Struktur kuartener protein merupakan gabungan dari beberapa rantai (subunit) polipeptida yang beroperasi sebagai satu satuan (multimer).[13] Struktur ini, seperti halnya struktur tersier, distabilkan oleh interaksi nonkovalen dan ikatan disulfida antara rantai yang berbeda. Protein bisa disebut sebagai dimer apabila terdiri dari dua subunit, trimer apabila tiga, tetramer apabila empat, dan seterusnya.

Baris yang Disediakan
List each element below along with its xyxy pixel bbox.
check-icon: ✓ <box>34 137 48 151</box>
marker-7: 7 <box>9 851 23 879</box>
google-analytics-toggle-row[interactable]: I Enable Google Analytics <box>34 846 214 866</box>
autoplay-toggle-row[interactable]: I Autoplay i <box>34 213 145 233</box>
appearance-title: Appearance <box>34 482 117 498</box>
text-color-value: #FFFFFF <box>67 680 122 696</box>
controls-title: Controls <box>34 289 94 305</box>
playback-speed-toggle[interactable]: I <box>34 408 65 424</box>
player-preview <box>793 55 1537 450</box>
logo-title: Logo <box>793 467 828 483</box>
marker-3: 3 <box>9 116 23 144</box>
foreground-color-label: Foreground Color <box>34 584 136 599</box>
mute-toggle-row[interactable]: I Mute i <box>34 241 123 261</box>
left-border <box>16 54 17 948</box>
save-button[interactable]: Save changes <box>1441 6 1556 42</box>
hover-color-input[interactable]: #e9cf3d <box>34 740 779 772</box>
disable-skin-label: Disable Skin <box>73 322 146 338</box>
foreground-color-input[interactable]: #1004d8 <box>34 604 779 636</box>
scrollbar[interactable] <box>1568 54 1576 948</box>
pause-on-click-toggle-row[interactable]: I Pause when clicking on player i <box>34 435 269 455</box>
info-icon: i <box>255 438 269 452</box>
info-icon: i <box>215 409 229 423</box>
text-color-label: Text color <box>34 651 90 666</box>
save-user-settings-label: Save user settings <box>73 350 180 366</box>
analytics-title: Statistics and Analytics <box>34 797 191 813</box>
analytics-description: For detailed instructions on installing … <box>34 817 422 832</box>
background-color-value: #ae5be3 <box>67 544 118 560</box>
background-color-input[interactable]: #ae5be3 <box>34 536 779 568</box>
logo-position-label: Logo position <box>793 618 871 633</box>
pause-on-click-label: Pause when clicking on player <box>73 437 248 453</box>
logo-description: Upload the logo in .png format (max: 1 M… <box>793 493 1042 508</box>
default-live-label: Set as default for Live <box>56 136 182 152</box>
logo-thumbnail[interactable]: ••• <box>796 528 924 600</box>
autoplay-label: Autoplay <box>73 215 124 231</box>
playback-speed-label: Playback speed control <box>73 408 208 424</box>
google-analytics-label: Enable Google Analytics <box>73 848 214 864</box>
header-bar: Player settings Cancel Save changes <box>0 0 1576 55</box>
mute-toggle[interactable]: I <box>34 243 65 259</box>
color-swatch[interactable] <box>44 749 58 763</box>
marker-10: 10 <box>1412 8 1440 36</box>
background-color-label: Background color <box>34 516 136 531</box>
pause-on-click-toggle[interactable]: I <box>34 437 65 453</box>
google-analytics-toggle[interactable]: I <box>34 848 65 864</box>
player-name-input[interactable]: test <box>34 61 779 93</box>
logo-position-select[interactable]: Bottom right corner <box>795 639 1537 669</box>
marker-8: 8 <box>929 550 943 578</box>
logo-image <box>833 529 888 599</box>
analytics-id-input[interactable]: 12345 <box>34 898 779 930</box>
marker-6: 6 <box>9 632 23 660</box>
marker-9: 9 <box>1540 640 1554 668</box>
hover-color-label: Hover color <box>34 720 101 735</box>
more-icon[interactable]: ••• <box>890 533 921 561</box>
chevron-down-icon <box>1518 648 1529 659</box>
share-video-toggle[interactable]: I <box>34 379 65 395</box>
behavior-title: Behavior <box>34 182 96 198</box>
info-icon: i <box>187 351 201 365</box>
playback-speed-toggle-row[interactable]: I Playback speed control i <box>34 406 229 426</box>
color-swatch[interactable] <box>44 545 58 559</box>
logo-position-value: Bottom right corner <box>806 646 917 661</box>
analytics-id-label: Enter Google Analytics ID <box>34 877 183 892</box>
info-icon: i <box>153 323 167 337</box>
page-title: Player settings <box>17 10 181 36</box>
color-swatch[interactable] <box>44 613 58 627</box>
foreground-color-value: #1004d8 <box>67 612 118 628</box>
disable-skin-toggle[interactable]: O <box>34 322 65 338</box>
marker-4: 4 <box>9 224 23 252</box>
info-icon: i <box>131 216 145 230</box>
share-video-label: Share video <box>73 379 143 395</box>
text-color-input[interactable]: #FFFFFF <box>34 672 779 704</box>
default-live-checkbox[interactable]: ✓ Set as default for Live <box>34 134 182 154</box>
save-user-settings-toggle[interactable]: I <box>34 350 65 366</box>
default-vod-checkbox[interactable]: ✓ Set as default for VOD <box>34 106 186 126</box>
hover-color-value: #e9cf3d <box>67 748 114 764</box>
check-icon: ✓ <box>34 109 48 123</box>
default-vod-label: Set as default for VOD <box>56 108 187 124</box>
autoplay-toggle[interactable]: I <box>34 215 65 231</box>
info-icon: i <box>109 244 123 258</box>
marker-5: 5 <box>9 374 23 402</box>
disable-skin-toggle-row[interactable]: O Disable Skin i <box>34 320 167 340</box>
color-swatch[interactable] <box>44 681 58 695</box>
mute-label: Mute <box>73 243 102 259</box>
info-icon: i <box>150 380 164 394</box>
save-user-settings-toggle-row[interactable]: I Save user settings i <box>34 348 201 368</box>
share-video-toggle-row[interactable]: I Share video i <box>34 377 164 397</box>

Tugas Latihan
A. Jawablah pertanyaan berikut berdasarkan teks tentang struktur kuartener protein:
(i) Dengan istilah apa teks itu menyebut gabungan beberapa rantai polipeptida yang beroperasi sebagai satu satuan?
(ii) Apa saja yang menstabilkan struktur kuartener?
(iii) Disebut apa protein yang terdiri dari empat subunit?
B. Salin dengan tepat bagian teks tentang struktur kuartener protein di antara "Struktur kuartener protein" dan "empat, dan seterusnya.", termasuk kedua batas itu.

Jawaban Tertulis
A.
(i) Multimer.
(ii) Interaksi nonkovalen dan ikatan disulfida antara rantai yang berbeda.
(iii) Tetramer.

B.
Struktur kuartener protein merupakan gabungan dari beberapa rantai (subunit) polipeptida yang beroperasi sebagai satu satuan (multimer).[13] Struktur ini, seperti halnya struktur tersier, distabilkan oleh interaksi nonkovalen dan ikatan disulfida antara rantai yang berbeda. Protein bisa disebut sebagai dimer apabila terdiri dari dua subunit, trimer apabila tiga, tetramer apabila empat, dan seterusnya.